[PROMPT]
Every entry needs to be printed exactly, please.
## Begin RECORDED INFORMATION
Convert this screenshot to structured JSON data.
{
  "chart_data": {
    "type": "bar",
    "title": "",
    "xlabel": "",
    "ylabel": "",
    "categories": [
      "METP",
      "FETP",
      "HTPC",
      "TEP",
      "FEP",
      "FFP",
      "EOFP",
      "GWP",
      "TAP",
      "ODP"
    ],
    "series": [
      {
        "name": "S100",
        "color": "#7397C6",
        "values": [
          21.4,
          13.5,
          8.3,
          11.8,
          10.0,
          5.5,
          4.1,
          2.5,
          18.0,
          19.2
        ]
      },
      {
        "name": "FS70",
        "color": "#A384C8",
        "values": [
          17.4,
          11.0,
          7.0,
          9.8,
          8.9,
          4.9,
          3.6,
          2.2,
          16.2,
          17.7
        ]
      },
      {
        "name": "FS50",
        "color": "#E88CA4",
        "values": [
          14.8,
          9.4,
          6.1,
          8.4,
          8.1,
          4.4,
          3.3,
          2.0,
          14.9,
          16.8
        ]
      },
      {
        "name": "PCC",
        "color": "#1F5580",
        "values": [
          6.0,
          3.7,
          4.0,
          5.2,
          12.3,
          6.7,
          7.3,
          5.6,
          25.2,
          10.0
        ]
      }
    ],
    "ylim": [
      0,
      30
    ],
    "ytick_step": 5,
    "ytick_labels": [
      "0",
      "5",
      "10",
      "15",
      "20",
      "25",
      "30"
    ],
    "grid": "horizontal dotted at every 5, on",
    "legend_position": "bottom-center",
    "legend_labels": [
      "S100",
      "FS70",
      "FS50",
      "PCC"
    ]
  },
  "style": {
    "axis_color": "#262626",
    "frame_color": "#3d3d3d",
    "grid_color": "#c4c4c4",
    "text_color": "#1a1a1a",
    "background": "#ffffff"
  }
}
## End RECORDED INFORMATION
[TASK RESPONSE]
Convert this screenshot to structured JSON data.
{
  "chart_data": {
    "type": "bar",
    "title": "",
    "xlabel": "",
    "ylabel": "",
    "categories": [
      "METP",
      "FETP",
      "HTPC",
      "TEP",
      "FEP",
      "FFP",
      "EOFP",
      "GWP",
      "TAP",
      "ODP"
    ],
    "series": [
      {
        "name": "S100",
        "color": "#7397C6",
        "values": [
          21.4,
          13.5,
          8.3,
          11.8,
          10.0,
          5.5,
          4.1,
          2.5,
          18.0,
          19.2
        ]
      },
      {
        "name": "FS70",
        "color": "#A384C8",
        "values": [
          17.4,
          11.0,
          7.0,
          9.8,
          8.9,
          4.9,
          3.6,
          2.2,
          16.2,
          17.7
        ]
      },
      {
        "name": "FS50",
        "color": "#E88CA4",
        "values": [
          14.8,
          9.4,
          6.1,
          8.4,
          8.1,
          4.4,
          3.3,
          2.0,
          14.9,
          16.8
        ]
      },
      {
        "name": "PCC",
        "color": "#1F5580",
        "values": [
          6.0,
          3.7,
          4.0,
          5.2,
          12.3,
          6.7,
          7.3,
          5.6,
          25.2,
          10.0
        ]
      }
    ],
    "ylim": [
      0,
      30
    ],
    "ytick_step": 5,
    "ytick_labels": [
      "0",
      "5",
      "10",
      "15",
      "20",
      "25",
      "30"
    ],
    "grid": "horizontal dotted at every 5, on",
    "legend_position": "bottom-center",
    "legend_labels": [
      "S100",
      "FS70",
      "FS50",
      "PCC"
    ]
  },
  "style": {
    "axis_color": "#262626",
    "frame_color": "#3d3d3d",
    "grid_color": "#c4c4c4",
    "text_color": "#1a1a1a",
    "background": "#ffffff"
  }
}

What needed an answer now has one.